[Items listed in a dataset]
(begin)

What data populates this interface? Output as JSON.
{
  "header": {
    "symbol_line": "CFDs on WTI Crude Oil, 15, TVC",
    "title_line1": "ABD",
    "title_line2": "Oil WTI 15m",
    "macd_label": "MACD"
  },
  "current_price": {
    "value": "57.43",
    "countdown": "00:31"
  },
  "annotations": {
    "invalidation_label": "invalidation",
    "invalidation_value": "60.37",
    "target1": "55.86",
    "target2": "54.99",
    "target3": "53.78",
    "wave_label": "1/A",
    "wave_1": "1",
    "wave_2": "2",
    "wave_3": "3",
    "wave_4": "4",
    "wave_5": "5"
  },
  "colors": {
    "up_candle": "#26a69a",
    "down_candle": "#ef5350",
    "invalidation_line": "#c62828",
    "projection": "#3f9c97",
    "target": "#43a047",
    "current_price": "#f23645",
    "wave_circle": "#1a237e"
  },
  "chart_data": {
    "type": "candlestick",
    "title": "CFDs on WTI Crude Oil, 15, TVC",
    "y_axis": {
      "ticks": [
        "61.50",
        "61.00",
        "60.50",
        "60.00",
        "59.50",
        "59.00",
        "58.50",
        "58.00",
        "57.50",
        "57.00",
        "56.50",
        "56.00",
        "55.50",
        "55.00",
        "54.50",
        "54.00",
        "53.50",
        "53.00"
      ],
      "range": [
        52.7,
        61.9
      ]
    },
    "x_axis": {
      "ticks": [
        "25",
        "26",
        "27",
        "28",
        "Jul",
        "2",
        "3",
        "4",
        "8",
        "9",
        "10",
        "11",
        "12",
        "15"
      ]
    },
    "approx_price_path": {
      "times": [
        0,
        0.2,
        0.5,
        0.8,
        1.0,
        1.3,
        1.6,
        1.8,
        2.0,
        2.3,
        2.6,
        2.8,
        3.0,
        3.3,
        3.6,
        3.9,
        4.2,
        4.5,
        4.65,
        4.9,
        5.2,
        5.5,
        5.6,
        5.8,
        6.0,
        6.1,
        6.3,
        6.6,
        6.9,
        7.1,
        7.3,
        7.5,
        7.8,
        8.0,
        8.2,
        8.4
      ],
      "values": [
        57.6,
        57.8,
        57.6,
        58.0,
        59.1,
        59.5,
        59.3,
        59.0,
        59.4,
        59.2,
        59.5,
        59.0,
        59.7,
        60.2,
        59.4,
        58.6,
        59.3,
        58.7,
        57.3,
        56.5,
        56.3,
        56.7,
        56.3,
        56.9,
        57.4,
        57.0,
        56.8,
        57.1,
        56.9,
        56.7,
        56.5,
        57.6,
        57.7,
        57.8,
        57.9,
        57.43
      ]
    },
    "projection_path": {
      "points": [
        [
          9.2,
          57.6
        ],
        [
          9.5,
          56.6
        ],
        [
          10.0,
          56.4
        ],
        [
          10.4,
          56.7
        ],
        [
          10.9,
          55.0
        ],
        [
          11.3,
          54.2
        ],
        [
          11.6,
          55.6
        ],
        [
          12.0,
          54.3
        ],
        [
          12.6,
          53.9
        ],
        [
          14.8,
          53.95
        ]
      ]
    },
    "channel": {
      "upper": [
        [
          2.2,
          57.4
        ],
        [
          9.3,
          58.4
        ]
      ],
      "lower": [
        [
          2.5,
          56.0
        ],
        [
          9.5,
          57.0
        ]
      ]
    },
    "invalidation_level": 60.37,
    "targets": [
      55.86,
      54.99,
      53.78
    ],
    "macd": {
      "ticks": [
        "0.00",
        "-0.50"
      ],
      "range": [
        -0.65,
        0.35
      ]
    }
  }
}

(end)

• **WHAT IS BEING ASKED**
Each entry above needs to be retyped exactly.

• **RESPONSE TO THIS TASK**
What data populates this interface? Output as JSON.
{
  "header": {
    "symbol_line": "CFDs on WTI Crude Oil, 15, TVC",
    "title_line1": "ABD",
    "title_line2": "Oil WTI 15m",
    "macd_label": "MACD"
  },
  "current_price": {
    "value": "57.43",
    "countdown": "00:31"
  },
  "annotations": {
    "invalidation_label": "invalidation",
    "invalidation_value": "60.37",
    "target1": "55.86",
    "target2": "54.99",
    "target3": "53.78",
    "wave_label": "1/A",
    "wave_1": "1",
    "wave_2": "2",
    "wave_3": "3",
    "wave_4": "4",
    "wave_5": "5"
  },
  "colors": {
    "up_candle": "#26a69a",
    "down_candle": "#ef5350",
    "invalidation_line": "#c62828",
    "projection": "#3f9c97",
    "target": "#43a047",
    "current_price": "#f23645",
    "wave_circle": "#1a237e"
  },
  "chart_data": {
    "type": "candlestick",
    "title": "CFDs on WTI Crude Oil, 15, TVC",
    "y_axis": {
      "ticks": [
        "61.50",
        "61.00",
        "60.50",
        "60.00",
        "59.50",
        "59.00",
        "58.50",
        "58.00",
        "57.50",
        "57.00",
        "56.50",
        "56.00",
        "55.50",
        "55.00",
        "54.50",
        "54.00",
        "53.50",
        "53.00"
      ],
      "range": [
        52.7,
        61.9
      ]
    },
    "x_axis": {
      "ticks": [
        "25",
        "26",
        "27",
        "28",
        "Jul",
        "2",
        "3",
        "4",
        "8",
        "9",
        "10",
        "11",
        "12",
        "15"
      ]
    },
    "approx_price_path": {
      "times": [
        0,
        0.2,
        0.5,
        0.8,
        1.0,
        1.3,
        1.6,
        1.8,
        2.0,
        2.3,
        2.6,
        2.8,
        3.0,
        3.3,
        3.6,
        3.9,
        4.2,
        4.5,
        4.65,
        4.9,
        5.2,
        5.5,
        5.6,
        5.8,
        6.0,
        6.1,
        6.3,
        6.6,
        6.9,
        7.1,
        7.3,
        7.5,
        7.8,
        8.0,
        8.2,
        8.4
      ],
      "values": [
        57.6,
        57.8,
        57.6,
        58.0,
        59.1,
        59.5,
        59.3,
        59.0,
        59.4,
        59.2,
        59.5,
        59.0,
        59.7,
        60.2,
        59.4,
        58.6,
        59.3,
        58.7,
        57.3,
        56.5,
        56.3,
        56.7,
        56.3,
        56.9,
        57.4,
        57.0,
        56.8,
        57.1,
        56.9,
        56.7,
        56.5,
        57.6,
        57.7,
        57.8,
        57.9,
        57.43
      ]
    },
    "projection_path": {
      "points": [
        [
          9.2,
          57.6
        ],
        [
          9.5,
          56.6
        ],
        [
          10.0,
          56.4
        ],
        [
          10.4,
          56.7
        ],
        [
          10.9,
          55.0
        ],
        [
          11.3,
          54.2
        ],
        [
          11.6,
          55.6
        ],
        [
          12.0,
          54.3
        ],
        [
          12.6,
          53.9
        ],
        [
          14.8,
          53.95
        ]
      ]
    },
    "channel": {
      "upper": [
        [
          2.2,
          57.4
        ],
        [
          9.3,
          58.4
        ]
      ],
      "lower": [
        [
          2.5,
          56.0
        ],
        [
          9.5,
          57.0
        ]
      ]
    },
    "invalidation_level": 60.37,
    "targets": [
      55.86,
      54.99,
      53.78
    ],
    "macd": {
      "ticks": [
        "0.00",
        "-0.50"
      ],
      "range": [
        -0.65,
        0.35
      ]
    }
  }
}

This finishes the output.